MATERIAL FOR THIS EXERCISE:
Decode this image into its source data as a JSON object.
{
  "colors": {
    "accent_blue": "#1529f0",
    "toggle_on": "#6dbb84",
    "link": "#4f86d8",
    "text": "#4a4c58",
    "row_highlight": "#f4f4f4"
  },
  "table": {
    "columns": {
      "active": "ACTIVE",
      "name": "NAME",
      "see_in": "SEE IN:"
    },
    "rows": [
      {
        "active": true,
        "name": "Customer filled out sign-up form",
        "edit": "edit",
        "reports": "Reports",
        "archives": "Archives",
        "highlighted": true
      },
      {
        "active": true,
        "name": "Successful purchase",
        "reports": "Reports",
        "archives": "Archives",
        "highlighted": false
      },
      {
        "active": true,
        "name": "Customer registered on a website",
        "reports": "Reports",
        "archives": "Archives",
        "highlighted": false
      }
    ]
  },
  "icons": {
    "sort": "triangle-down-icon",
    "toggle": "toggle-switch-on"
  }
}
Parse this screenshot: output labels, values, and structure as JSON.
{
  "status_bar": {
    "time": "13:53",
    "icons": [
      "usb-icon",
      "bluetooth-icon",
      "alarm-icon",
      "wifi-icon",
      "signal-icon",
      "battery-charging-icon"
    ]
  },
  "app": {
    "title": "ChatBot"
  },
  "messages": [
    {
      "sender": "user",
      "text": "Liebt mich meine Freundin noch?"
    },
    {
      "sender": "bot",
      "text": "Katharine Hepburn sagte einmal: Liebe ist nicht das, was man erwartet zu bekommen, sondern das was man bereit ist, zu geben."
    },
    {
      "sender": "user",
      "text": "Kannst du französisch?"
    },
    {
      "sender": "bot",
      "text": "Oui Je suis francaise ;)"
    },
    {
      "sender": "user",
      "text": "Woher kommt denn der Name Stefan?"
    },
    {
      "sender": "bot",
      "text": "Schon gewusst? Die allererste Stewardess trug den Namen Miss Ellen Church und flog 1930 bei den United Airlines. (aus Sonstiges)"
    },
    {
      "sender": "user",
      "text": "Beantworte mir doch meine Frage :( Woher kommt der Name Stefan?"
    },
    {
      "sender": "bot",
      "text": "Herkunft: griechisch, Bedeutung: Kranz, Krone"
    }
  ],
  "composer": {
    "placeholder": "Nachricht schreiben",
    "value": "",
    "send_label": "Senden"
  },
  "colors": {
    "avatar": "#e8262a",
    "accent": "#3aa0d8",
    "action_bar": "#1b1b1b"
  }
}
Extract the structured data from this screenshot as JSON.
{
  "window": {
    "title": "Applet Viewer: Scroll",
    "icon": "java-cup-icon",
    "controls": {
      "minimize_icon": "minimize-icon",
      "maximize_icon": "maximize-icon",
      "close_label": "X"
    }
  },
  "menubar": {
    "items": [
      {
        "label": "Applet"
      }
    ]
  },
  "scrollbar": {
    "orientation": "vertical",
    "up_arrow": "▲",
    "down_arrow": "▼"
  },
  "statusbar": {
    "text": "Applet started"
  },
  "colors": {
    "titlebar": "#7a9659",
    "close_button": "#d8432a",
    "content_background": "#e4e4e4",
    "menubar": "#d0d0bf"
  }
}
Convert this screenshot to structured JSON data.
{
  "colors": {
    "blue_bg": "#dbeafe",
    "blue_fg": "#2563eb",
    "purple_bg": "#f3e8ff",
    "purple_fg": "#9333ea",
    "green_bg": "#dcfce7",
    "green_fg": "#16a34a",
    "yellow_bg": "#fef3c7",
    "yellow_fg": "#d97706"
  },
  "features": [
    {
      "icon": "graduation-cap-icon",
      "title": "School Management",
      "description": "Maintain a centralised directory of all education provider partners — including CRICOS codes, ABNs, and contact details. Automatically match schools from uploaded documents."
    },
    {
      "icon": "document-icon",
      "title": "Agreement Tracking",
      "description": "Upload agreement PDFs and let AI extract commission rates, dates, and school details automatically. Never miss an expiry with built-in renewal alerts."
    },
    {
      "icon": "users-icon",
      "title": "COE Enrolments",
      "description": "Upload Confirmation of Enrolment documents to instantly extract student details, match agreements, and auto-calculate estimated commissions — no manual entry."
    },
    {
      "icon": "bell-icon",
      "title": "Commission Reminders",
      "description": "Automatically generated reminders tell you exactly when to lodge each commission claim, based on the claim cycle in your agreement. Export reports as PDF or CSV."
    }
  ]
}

EXERCISE BRIEF: Repeat the records exactly, including every line.

THE RESULT:
Decode this image into its source data as a JSON object.
{
  "colors": {
    "accent_blue": "#1529f0",
    "toggle_on": "#6dbb84",
    "link": "#4f86d8",
    "text": "#4a4c58",
    "row_highlight": "#f4f4f4"
  },
  "table": {
    "columns": {
      "active": "ACTIVE",
      "name": "NAME",
      "see_in": "SEE IN:"
    },
    "rows": [
      {
        "active": true,
        "name": "Customer filled out sign-up form",
        "edit": "edit",
        "reports": "Reports",
        "archives": "Archives",
        "highlighted": true
      },
      {
        "active": true,
        "name": "Successful purchase",
        "reports": "Reports",
        "archives": "Archives",
        "highlighted": false
      },
      {
        "active": true,
        "name": "Customer registered on a website",
        "reports": "Reports",
        "archives": "Archives",
        "highlighted": false
      }
    ]
  },
  "icons": {
    "sort": "triangle-down-icon",
    "toggle": "toggle-switch-on"
  }
}
Parse this screenshot: output labels, values, and structure as JSON.
{
  "status_bar": {
    "time": "13:53",
    "icons": [
      "usb-icon",
      "bluetooth-icon",
      "alarm-icon",
      "wifi-icon",
      "signal-icon",
      "battery-charging-icon"
    ]
  },
  "app": {
    "title": "ChatBot"
  },
  "messages": [
    {
      "sender": "user",
      "text": "Liebt mich meine Freundin noch?"
    },
    {
      "sender": "bot",
      "text": "Katharine Hepburn sagte einmal: Liebe ist nicht das, was man erwartet zu bekommen, sondern das was man bereit ist, zu geben."
    },
    {
      "sender": "user",
      "text": "Kannst du französisch?"
    },
    {
      "sender": "bot",
      "text": "Oui Je suis francaise ;)"
    },
    {
      "sender": "user",
      "text": "Woher kommt denn der Name Stefan?"
    },
    {
      "sender": "bot",
      "text": "Schon gewusst? Die allererste Stewardess trug den Namen Miss Ellen Church und flog 1930 bei den United Airlines. (aus Sonstiges)"
    },
    {
      "sender": "user",
      "text": "Beantworte mir doch meine Frage :( Woher kommt der Name Stefan?"
    },
    {
      "sender": "bot",
      "text": "Herkunft: griechisch, Bedeutung: Kranz, Krone"
    }
  ],
  "composer": {
    "placeholder": "Nachricht schreiben",
    "value": "",
    "send_label": "Senden"
  },
  "colors": {
    "avatar": "#e8262a",
    "accent": "#3aa0d8",
    "action_bar": "#1b1b1b"
  }
}
Extract the structured data from this screenshot as JSON.
{
  "window": {
    "title": "Applet Viewer: Scroll",
    "icon": "java-cup-icon",
    "controls": {
      "minimize_icon": "minimize-icon",
      "maximize_icon": "maximize-icon",
      "close_label": "X"
    }
  },
  "menubar": {
    "items": [
      {
        "label": "Applet"
      }
    ]
  },
  "scrollbar": {
    "orientation": "vertical",
    "up_arrow": "▲",
    "down_arrow": "▼"
  },
  "statusbar": {
    "text": "Applet started"
  },
  "colors": {
    "titlebar": "#7a9659",
    "close_button": "#d8432a",
    "content_background": "#e4e4e4",
    "menubar": "#d0d0bf"
  }
}
Convert this screenshot to structured JSON data.
{
  "colors": {
    "blue_bg": "#dbeafe",
    "blue_fg": "#2563eb",
    "purple_bg": "#f3e8ff",
    "purple_fg": "#9333ea",
    "green_bg": "#dcfce7",
    "green_fg": "#16a34a",
    "yellow_bg": "#fef3c7",
    "yellow_fg": "#d97706"
  },
  "features": [
    {
      "icon": "graduation-cap-icon",
      "title": "School Management",
      "description": "Maintain a centralised directory of all education provider partners — including CRICOS codes, ABNs, and contact details. Automatically match schools from uploaded documents."
    },
    {
      "icon": "document-icon",
      "title": "Agreement Tracking",
      "description": "Upload agreement PDFs and let AI extract commission rates, dates, and school details automatically. Never miss an expiry with built-in renewal alerts."
    },
    {
      "icon": "users-icon",
      "title": "COE Enrolments",
      "description": "Upload Confirmation of Enrolment documents to instantly extract student details, match agreements, and auto-calculate estimated commissions — no manual entry."
    },
    {
      "icon": "bell-icon",
      "title": "Commission Reminders",
      "description": "Automatically generated reminders tell you exactly when to lodge each commission claim, based on the claim cycle in your agreement. Export reports as PDF or CSV."
    }
  ]
}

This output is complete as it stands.